start

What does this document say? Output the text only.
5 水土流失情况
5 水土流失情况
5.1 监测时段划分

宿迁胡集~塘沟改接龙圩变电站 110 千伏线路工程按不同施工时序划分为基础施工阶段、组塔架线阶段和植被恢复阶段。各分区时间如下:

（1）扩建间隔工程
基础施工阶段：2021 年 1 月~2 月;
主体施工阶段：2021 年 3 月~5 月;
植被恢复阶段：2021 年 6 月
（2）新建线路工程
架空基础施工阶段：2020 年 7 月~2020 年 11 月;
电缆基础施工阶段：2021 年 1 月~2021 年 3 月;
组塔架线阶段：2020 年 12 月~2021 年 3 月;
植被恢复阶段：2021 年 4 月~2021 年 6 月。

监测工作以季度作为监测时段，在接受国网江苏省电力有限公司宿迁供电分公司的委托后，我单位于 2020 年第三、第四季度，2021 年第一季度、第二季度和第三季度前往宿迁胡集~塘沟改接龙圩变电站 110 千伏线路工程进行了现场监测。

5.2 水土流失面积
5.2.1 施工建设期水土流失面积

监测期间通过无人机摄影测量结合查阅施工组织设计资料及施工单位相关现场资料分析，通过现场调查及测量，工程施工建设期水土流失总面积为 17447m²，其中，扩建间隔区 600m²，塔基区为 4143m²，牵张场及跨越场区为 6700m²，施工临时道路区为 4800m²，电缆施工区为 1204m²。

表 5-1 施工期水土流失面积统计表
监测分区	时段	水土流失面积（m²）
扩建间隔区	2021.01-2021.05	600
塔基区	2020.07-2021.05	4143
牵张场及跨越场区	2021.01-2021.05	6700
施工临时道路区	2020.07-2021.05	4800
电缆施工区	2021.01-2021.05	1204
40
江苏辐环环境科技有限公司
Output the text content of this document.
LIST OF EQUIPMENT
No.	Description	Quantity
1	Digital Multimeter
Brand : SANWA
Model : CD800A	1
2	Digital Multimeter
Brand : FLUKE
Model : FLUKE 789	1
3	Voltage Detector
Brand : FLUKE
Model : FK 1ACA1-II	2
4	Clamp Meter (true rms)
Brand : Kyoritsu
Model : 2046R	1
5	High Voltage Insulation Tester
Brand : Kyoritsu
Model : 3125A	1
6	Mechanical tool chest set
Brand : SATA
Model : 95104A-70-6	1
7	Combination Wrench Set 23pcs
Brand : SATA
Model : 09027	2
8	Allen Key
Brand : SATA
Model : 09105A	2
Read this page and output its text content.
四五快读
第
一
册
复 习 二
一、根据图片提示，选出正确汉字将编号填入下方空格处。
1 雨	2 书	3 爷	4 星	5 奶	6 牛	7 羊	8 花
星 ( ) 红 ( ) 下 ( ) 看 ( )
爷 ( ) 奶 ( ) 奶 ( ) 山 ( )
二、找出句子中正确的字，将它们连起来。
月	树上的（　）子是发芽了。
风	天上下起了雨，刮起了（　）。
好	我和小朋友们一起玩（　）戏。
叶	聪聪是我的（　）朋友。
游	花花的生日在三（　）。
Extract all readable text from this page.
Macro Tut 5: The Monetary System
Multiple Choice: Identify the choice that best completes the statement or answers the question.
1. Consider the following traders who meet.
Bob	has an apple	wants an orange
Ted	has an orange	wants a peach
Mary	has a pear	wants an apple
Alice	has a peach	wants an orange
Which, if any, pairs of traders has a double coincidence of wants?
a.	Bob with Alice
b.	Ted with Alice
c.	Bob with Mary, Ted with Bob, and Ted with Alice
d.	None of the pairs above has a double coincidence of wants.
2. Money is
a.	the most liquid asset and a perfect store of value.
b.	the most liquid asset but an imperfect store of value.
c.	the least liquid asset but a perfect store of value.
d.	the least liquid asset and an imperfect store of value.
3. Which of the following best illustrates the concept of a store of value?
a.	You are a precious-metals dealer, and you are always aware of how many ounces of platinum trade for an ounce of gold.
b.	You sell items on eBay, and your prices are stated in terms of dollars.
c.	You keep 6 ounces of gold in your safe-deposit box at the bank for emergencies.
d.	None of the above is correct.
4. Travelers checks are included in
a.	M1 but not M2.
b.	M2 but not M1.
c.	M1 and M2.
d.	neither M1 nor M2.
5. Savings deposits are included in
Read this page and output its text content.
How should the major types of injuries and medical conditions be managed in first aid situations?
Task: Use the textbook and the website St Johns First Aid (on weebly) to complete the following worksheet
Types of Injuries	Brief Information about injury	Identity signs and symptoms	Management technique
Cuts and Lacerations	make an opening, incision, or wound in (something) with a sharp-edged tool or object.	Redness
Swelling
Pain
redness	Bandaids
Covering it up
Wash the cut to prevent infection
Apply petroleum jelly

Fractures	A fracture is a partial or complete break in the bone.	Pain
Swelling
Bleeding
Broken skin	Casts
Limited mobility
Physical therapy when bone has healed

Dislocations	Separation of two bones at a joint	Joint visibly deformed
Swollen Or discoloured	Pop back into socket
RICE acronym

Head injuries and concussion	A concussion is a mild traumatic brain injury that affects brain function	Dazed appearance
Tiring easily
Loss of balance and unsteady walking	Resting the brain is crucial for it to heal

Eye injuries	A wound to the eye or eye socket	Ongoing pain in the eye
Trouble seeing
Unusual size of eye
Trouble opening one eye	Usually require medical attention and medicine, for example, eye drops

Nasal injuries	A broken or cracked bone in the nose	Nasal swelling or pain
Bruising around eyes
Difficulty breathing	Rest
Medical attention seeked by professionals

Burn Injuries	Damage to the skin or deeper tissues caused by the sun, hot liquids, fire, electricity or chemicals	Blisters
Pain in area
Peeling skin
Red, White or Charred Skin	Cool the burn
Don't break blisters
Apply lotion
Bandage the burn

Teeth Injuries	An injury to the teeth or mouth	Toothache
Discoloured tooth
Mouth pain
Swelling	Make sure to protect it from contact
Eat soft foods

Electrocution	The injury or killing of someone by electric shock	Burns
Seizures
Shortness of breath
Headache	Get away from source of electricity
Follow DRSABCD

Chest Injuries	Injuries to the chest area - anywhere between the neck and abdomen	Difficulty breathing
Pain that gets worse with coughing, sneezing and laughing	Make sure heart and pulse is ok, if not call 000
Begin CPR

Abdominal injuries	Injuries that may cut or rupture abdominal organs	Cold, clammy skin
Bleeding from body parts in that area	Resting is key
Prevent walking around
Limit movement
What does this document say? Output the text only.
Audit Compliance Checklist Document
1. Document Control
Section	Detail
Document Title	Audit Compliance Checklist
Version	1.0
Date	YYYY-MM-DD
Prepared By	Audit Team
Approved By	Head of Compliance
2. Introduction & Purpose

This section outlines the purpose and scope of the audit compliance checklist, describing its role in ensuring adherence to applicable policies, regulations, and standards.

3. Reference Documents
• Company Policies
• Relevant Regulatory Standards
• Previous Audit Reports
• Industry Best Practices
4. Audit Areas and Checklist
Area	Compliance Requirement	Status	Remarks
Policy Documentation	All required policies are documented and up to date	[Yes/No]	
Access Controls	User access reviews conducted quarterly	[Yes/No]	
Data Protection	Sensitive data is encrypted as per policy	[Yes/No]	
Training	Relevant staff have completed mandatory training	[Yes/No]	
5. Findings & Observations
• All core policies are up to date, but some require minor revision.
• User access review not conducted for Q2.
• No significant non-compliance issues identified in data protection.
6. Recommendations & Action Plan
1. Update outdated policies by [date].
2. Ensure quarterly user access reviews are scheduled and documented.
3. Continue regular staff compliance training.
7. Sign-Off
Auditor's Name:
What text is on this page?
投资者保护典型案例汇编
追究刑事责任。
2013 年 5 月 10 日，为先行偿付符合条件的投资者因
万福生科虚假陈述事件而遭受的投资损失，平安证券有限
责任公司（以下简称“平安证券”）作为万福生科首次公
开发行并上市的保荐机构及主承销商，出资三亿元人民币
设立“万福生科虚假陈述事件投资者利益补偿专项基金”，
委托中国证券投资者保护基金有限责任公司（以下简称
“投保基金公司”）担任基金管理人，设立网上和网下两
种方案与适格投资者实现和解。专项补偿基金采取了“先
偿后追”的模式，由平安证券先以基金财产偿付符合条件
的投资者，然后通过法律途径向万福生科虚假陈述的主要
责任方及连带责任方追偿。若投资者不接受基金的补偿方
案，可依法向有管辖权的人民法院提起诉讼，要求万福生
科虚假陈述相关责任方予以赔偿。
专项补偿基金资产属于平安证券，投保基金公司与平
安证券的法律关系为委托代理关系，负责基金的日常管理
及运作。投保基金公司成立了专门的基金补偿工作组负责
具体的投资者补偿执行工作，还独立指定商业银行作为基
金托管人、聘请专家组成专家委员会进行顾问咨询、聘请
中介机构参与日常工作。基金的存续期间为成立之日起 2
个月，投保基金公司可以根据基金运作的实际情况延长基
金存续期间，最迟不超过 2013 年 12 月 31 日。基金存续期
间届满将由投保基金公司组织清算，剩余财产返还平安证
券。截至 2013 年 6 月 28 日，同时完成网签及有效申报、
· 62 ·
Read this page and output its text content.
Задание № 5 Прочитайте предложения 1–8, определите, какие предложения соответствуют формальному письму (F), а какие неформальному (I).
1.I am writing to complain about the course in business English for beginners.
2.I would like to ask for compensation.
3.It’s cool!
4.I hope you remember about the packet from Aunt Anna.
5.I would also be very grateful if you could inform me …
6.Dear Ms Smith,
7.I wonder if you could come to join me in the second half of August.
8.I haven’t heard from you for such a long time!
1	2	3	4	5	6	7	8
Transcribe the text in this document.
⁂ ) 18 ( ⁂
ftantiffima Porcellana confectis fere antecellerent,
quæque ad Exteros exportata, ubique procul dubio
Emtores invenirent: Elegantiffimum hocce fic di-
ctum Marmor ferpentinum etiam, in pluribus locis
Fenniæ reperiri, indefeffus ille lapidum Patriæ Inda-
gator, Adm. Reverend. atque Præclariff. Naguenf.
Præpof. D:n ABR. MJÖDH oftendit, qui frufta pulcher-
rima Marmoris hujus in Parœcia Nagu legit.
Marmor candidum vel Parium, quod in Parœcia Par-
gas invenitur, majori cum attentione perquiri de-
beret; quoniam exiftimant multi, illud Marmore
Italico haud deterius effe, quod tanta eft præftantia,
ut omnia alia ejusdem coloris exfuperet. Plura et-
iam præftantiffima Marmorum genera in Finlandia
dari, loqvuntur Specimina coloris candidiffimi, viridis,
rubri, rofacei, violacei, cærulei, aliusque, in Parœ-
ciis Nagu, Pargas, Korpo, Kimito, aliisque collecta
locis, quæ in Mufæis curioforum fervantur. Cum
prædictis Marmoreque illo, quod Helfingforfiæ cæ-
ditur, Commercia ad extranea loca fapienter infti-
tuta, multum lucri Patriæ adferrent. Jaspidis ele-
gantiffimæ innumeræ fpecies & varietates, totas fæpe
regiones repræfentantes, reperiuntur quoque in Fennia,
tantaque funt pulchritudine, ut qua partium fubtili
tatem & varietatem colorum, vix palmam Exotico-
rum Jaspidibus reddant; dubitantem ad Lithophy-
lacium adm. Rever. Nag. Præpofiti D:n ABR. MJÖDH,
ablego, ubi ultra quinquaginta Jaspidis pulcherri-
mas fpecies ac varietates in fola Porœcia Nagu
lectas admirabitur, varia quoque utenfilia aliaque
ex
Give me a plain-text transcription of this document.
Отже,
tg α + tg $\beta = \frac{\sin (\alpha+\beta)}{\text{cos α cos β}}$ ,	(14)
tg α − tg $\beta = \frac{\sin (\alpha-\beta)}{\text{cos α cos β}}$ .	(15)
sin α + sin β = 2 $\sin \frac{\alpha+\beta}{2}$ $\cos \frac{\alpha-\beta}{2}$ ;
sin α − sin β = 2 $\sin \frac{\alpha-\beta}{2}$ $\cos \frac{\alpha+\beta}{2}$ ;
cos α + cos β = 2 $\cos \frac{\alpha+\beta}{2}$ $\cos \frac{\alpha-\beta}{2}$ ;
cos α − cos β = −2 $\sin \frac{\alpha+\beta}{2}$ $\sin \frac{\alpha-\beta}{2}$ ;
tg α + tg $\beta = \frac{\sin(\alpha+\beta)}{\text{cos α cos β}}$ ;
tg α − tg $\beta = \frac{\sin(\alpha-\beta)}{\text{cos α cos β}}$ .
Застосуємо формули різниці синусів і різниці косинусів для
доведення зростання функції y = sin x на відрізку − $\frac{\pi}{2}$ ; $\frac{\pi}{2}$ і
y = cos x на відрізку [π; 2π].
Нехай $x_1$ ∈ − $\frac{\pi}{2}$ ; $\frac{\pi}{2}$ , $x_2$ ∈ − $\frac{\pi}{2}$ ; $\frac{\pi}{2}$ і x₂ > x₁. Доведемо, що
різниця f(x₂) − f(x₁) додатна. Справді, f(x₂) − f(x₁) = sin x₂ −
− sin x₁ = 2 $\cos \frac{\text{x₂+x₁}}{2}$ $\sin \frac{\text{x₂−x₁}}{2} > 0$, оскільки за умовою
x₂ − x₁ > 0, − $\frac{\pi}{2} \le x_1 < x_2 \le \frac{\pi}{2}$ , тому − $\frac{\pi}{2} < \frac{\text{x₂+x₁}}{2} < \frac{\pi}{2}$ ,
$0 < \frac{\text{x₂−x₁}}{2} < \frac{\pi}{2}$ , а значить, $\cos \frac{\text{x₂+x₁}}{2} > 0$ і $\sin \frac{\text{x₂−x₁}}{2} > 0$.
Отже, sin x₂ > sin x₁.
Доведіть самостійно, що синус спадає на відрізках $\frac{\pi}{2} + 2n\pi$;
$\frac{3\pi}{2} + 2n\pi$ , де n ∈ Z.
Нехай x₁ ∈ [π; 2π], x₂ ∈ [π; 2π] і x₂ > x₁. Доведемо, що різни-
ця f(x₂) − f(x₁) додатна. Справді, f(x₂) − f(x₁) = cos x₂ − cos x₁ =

end

(PROBLEM REQUIREMENTS)
Of all the lines above, how many contain the word "扩建间隔区"? Give the number and nothing else.

(THE SOLUTION)
2